>> begin Records shown

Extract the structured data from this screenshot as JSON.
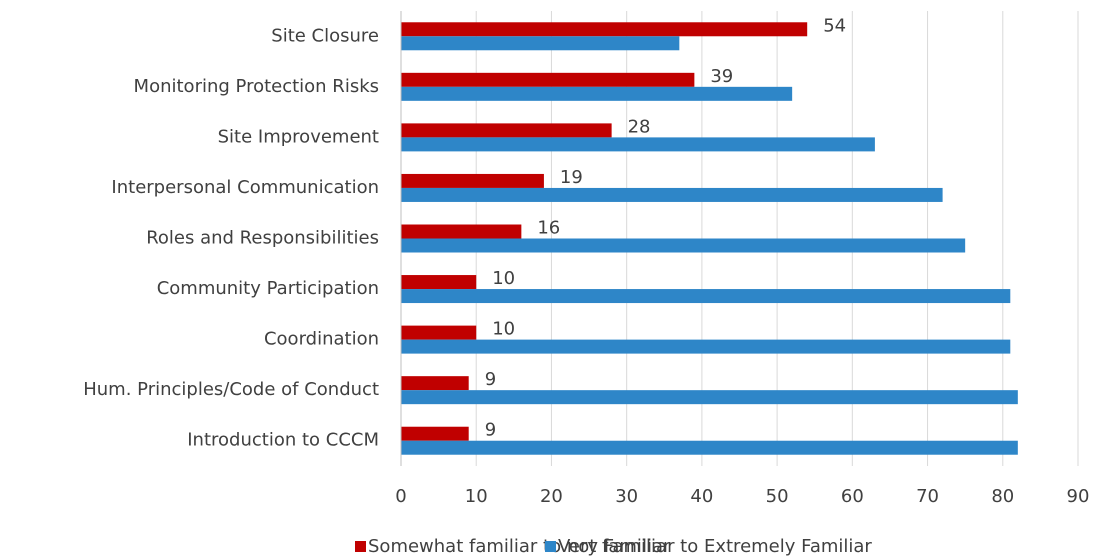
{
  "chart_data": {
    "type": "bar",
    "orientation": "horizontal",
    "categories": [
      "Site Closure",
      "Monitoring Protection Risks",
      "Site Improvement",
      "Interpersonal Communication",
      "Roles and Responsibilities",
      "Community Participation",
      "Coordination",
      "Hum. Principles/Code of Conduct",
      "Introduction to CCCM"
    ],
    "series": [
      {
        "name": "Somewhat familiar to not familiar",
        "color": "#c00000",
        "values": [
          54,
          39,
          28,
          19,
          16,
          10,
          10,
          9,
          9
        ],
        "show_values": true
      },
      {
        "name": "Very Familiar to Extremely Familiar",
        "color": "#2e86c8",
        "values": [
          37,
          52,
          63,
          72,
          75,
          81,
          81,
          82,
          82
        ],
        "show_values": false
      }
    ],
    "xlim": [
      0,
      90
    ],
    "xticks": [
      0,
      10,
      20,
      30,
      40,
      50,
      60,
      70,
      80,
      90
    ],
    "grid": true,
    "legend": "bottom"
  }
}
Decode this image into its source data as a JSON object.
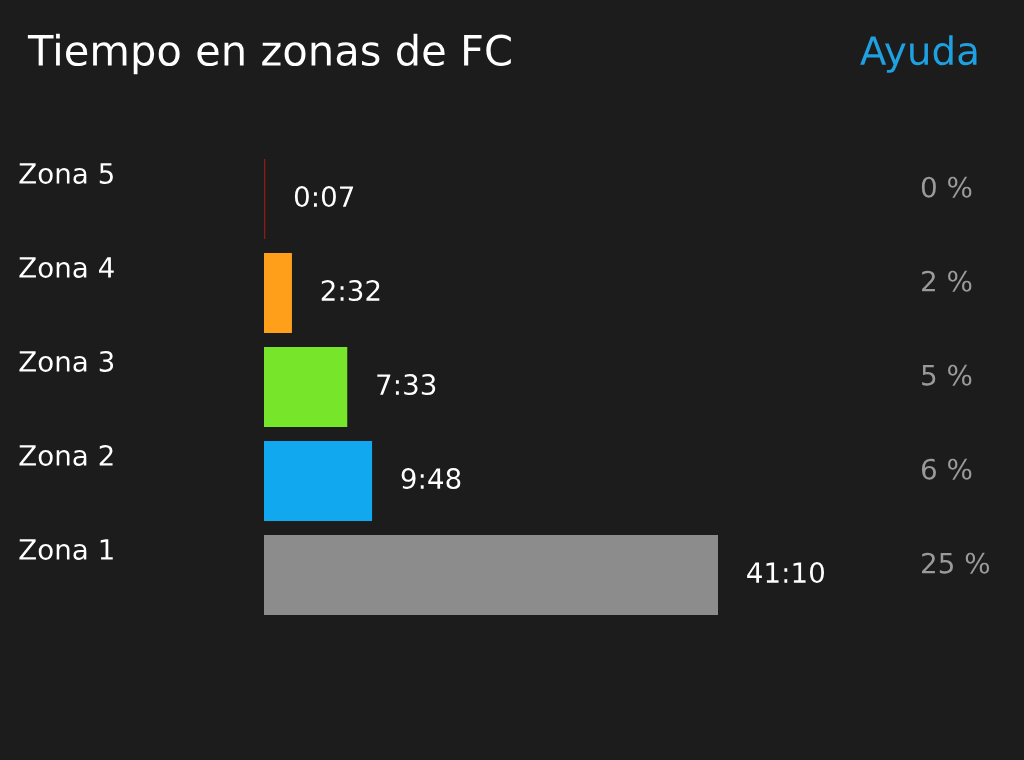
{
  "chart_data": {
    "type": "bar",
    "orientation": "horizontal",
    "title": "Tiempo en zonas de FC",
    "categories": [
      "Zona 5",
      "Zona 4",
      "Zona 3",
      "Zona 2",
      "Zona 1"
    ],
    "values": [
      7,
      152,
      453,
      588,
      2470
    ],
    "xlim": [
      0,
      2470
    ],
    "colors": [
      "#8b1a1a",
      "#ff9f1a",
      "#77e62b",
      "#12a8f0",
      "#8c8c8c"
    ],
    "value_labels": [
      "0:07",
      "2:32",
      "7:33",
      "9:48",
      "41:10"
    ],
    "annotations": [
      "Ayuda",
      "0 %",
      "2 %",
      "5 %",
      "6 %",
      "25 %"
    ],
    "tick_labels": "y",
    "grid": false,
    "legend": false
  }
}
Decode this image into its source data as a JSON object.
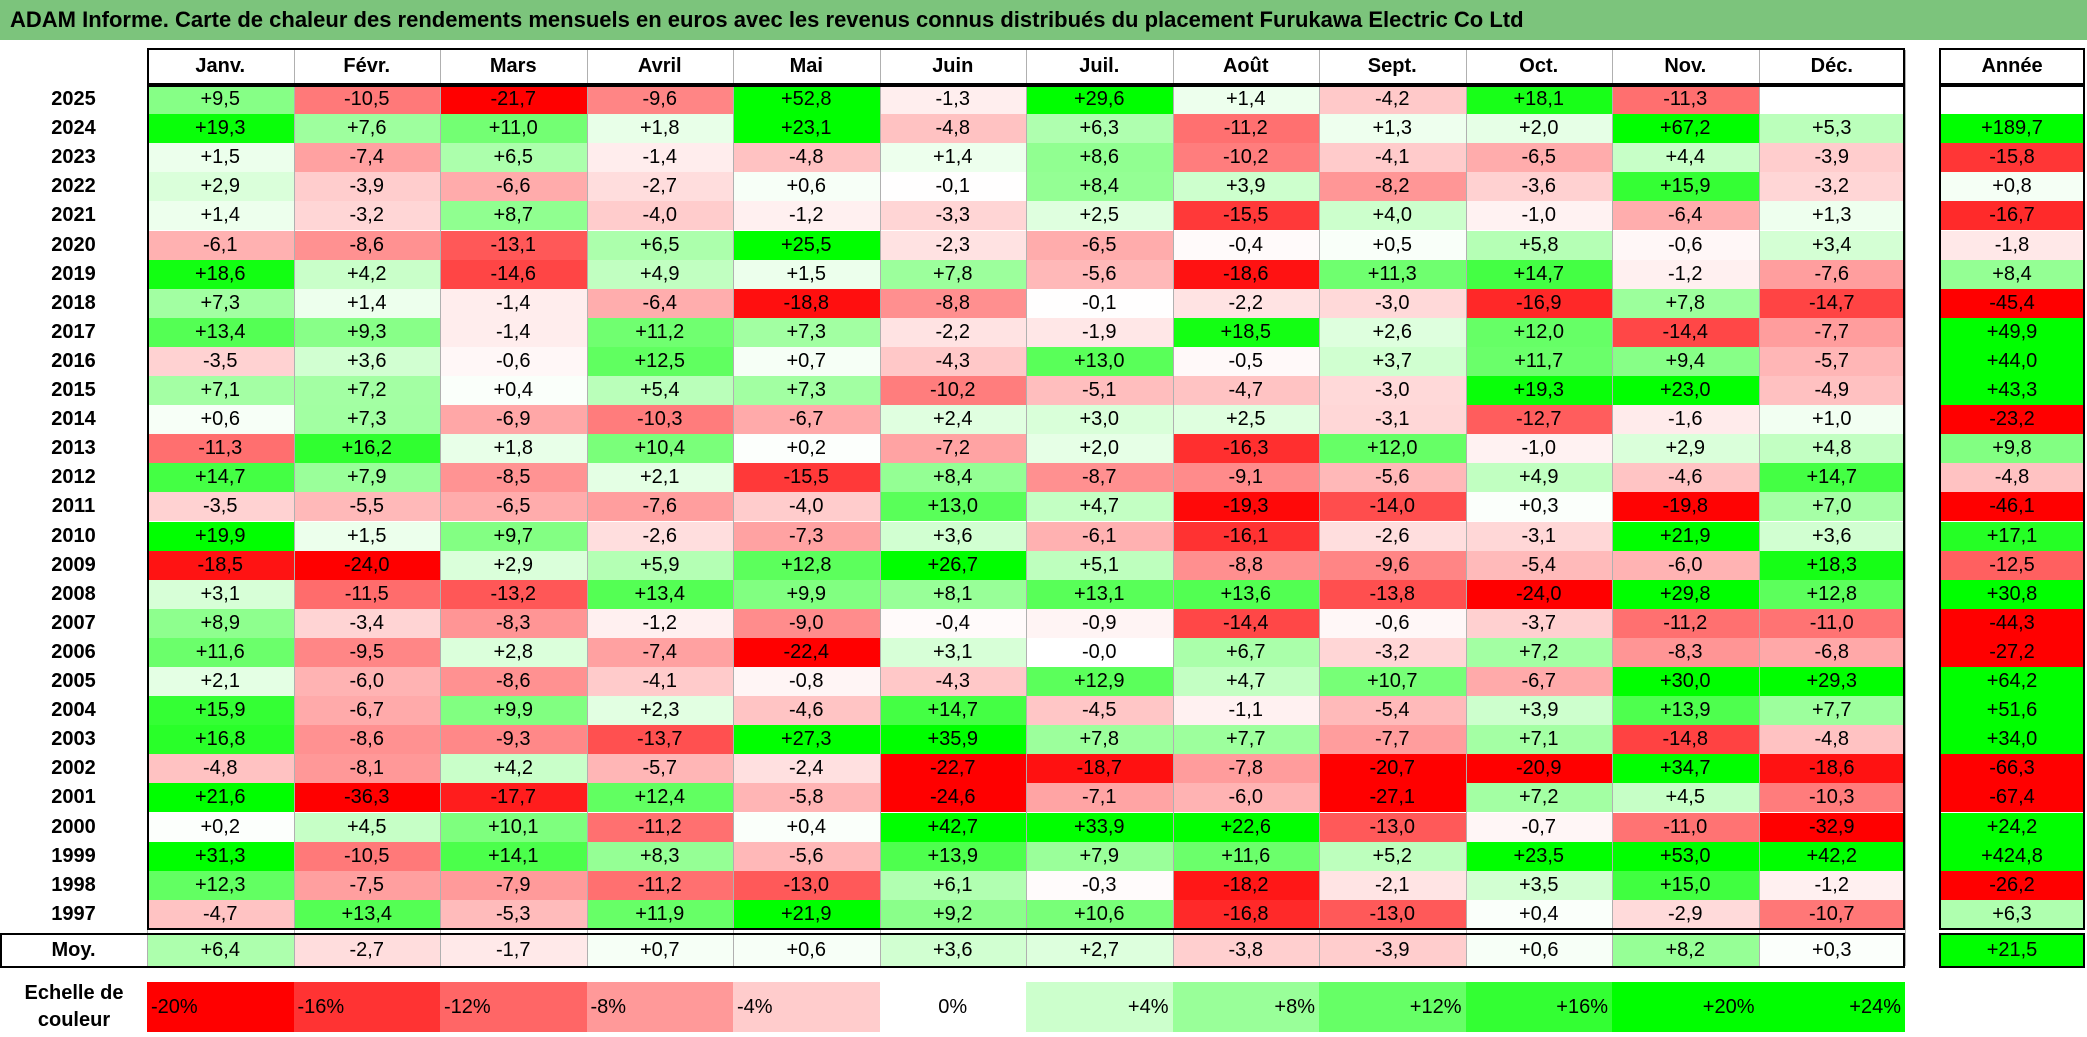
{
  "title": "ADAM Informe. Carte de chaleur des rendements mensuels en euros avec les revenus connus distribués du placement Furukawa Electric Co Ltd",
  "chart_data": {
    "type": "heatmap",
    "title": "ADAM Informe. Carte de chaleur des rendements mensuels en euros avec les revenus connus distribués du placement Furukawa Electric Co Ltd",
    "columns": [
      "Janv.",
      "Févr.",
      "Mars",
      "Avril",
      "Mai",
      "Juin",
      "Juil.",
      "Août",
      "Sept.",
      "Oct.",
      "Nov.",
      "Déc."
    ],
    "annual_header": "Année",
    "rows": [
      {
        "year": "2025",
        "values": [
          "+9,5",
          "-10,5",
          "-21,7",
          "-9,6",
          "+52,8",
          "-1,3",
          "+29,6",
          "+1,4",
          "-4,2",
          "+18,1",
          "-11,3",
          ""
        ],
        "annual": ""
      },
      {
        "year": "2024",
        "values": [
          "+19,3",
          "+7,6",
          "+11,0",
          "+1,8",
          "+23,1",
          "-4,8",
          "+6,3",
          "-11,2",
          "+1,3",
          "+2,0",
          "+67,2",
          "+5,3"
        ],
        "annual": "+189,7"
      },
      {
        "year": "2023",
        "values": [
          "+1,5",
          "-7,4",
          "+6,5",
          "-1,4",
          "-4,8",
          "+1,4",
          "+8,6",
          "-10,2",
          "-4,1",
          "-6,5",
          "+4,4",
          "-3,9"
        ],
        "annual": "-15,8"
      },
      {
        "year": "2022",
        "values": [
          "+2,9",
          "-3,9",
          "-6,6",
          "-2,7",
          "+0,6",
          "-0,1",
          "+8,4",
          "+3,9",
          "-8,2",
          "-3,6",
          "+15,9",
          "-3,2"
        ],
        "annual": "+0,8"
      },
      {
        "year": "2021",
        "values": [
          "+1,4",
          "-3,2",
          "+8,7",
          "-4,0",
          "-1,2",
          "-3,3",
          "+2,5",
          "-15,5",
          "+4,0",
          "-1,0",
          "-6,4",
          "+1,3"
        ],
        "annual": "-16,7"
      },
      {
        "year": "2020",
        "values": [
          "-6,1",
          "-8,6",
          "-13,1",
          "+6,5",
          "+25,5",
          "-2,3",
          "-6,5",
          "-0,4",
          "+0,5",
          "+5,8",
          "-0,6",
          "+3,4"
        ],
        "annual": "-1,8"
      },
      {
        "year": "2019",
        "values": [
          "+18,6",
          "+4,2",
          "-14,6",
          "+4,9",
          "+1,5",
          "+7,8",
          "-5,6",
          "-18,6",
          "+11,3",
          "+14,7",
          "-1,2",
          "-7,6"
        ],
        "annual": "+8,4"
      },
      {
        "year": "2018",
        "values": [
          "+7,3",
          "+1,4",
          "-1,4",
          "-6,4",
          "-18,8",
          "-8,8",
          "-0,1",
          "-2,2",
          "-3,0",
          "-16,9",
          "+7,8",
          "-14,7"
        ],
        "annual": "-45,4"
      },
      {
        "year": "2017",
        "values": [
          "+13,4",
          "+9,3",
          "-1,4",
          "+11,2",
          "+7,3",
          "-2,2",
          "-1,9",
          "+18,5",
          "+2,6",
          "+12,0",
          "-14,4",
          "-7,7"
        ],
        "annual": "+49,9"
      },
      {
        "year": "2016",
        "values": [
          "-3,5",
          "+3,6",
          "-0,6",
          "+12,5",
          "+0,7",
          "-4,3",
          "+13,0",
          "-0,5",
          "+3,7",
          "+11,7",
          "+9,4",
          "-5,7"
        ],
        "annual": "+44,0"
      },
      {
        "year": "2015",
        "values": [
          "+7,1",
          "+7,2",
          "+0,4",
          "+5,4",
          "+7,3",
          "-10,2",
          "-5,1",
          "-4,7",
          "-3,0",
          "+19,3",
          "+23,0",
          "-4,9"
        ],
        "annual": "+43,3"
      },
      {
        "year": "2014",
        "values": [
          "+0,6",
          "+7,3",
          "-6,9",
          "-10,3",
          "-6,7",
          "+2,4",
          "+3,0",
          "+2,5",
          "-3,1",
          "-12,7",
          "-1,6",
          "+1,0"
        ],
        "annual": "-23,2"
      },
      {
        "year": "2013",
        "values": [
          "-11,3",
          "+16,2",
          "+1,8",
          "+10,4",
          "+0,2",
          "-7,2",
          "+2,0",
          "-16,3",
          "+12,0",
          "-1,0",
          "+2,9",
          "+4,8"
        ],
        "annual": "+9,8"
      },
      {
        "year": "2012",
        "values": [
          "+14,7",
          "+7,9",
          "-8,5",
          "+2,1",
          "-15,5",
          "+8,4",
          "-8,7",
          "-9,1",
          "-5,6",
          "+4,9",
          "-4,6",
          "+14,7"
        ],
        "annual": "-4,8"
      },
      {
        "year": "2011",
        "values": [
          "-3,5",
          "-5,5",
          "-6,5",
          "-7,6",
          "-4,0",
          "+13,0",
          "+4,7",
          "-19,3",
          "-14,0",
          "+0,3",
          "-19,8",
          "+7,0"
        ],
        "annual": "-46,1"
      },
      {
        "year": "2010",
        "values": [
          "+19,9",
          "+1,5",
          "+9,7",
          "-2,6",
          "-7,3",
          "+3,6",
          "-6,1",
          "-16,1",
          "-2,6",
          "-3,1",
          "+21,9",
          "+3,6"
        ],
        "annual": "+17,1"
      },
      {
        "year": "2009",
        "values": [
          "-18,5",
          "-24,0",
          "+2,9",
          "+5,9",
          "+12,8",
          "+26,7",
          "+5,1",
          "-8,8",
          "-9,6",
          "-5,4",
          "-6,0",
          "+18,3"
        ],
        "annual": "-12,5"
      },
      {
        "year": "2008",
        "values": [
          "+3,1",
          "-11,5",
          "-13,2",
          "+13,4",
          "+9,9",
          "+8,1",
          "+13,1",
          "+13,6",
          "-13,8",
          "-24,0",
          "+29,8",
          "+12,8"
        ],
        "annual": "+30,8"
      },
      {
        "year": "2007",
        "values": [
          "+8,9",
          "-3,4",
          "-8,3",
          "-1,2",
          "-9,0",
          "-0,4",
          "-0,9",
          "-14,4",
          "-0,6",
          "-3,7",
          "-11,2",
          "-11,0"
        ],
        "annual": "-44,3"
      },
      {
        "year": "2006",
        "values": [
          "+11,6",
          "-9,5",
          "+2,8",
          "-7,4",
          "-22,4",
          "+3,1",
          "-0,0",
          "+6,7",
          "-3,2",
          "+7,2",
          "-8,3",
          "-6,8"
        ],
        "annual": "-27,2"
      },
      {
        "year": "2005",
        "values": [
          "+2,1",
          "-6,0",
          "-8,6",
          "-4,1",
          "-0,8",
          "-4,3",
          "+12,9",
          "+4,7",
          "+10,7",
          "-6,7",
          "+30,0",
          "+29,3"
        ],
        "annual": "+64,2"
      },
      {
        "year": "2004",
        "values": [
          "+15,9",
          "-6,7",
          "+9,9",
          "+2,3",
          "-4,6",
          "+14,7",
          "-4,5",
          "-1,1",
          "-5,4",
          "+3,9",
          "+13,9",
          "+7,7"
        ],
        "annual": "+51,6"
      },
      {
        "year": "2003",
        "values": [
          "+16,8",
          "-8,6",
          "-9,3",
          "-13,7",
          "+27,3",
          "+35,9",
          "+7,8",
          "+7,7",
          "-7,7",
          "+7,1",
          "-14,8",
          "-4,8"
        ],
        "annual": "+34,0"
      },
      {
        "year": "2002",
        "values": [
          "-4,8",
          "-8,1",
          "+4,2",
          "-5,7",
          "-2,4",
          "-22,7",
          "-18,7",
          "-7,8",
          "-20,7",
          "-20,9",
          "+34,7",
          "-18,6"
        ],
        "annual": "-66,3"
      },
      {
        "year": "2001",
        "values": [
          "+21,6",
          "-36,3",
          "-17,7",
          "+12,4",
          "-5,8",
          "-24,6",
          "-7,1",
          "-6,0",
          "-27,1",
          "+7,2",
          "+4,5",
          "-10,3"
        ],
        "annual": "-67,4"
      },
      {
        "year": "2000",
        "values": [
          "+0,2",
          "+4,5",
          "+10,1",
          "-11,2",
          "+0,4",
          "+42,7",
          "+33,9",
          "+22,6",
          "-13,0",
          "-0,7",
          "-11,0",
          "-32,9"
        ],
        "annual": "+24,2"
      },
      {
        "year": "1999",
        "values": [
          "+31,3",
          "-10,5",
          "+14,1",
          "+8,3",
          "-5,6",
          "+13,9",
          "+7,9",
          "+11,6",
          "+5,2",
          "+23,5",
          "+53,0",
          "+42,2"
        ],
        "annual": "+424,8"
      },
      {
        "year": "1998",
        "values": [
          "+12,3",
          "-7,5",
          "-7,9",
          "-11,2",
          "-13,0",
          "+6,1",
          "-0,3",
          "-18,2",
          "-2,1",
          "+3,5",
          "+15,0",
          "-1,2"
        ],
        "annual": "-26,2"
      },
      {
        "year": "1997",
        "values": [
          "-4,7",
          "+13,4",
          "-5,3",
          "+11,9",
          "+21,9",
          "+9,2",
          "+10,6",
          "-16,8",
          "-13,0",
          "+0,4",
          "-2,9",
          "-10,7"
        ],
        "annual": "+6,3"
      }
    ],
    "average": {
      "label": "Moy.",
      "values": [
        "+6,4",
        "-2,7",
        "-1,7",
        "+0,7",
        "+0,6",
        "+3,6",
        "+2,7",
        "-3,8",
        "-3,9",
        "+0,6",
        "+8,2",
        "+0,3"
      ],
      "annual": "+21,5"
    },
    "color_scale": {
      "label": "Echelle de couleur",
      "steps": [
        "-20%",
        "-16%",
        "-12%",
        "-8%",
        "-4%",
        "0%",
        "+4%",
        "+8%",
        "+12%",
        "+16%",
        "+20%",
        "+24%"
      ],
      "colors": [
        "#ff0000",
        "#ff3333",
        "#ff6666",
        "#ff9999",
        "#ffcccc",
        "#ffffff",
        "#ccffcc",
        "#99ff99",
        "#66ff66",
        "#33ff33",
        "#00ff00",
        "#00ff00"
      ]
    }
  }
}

>> end Records shown

Exercise instructions =>
Identify and list each line with the word "avec".

Response to the task =>
  "title": "ADAM Informe. Carte de chaleur des rendements mensuels en euros avec les revenus connus distribués du placement Furukawa Electric Co Ltd",
    "title": "ADAM Informe. Carte de chaleur des rendements mensuels en euros avec les revenus connus distribués du placement Furukawa Electric Co Ltd",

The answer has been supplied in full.